>> Start Stored records

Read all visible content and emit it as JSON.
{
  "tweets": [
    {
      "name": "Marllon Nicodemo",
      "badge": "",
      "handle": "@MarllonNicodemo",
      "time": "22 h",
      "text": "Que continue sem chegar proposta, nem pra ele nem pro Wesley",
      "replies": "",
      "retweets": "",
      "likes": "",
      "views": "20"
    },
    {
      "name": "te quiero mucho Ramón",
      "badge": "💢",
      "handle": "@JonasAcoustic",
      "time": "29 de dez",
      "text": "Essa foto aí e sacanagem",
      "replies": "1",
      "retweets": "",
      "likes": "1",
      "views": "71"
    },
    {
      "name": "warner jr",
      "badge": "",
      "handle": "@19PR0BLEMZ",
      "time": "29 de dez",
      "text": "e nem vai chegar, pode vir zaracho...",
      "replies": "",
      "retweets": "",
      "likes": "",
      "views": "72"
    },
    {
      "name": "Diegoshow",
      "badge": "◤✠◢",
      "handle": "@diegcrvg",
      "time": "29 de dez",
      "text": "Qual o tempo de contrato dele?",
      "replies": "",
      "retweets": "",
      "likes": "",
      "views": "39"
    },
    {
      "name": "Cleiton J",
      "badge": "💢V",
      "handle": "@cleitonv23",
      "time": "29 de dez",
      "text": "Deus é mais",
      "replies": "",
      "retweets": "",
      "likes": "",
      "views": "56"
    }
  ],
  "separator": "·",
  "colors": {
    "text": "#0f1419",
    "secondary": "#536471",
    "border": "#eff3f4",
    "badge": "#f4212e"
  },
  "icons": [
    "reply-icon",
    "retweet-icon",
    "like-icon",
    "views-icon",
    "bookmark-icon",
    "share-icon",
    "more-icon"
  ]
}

>> End Stored records

• **Directive**
Please reproduce all of the entries exactly as they stand.

• **Answer below**
Read all visible content and emit it as JSON.
{
  "tweets": [
    {
      "name": "Marllon Nicodemo",
      "badge": "",
      "handle": "@MarllonNicodemo",
      "time": "22 h",
      "text": "Que continue sem chegar proposta, nem pra ele nem pro Wesley",
      "replies": "",
      "retweets": "",
      "likes": "",
      "views": "20"
    },
    {
      "name": "te quiero mucho Ramón",
      "badge": "💢",
      "handle": "@JonasAcoustic",
      "time": "29 de dez",
      "text": "Essa foto aí e sacanagem",
      "replies": "1",
      "retweets": "",
      "likes": "1",
      "views": "71"
    },
    {
      "name": "warner jr",
      "badge": "",
      "handle": "@19PR0BLEMZ",
      "time": "29 de dez",
      "text": "e nem vai chegar, pode vir zaracho...",
      "replies": "",
      "retweets": "",
      "likes": "",
      "views": "72"
    },
    {
      "name": "Diegoshow",
      "badge": "◤✠◢",
      "handle": "@diegcrvg",
      "time": "29 de dez",
      "text": "Qual o tempo de contrato dele?",
      "replies": "",
      "retweets": "",
      "likes": "",
      "views": "39"
    },
    {
      "name": "Cleiton J",
      "badge": "💢V",
      "handle": "@cleitonv23",
      "time": "29 de dez",
      "text": "Deus é mais",
      "replies": "",
      "retweets": "",
      "likes": "",
      "views": "56"
    }
  ],
  "separator": "·",
  "colors": {
    "text": "#0f1419",
    "secondary": "#536471",
    "border": "#eff3f4",
    "badge": "#f4212e"
  },
  "icons": [
    "reply-icon",
    "retweet-icon",
    "like-icon",
    "views-icon",
    "bookmark-icon",
    "share-icon",
    "more-icon"
  ]
}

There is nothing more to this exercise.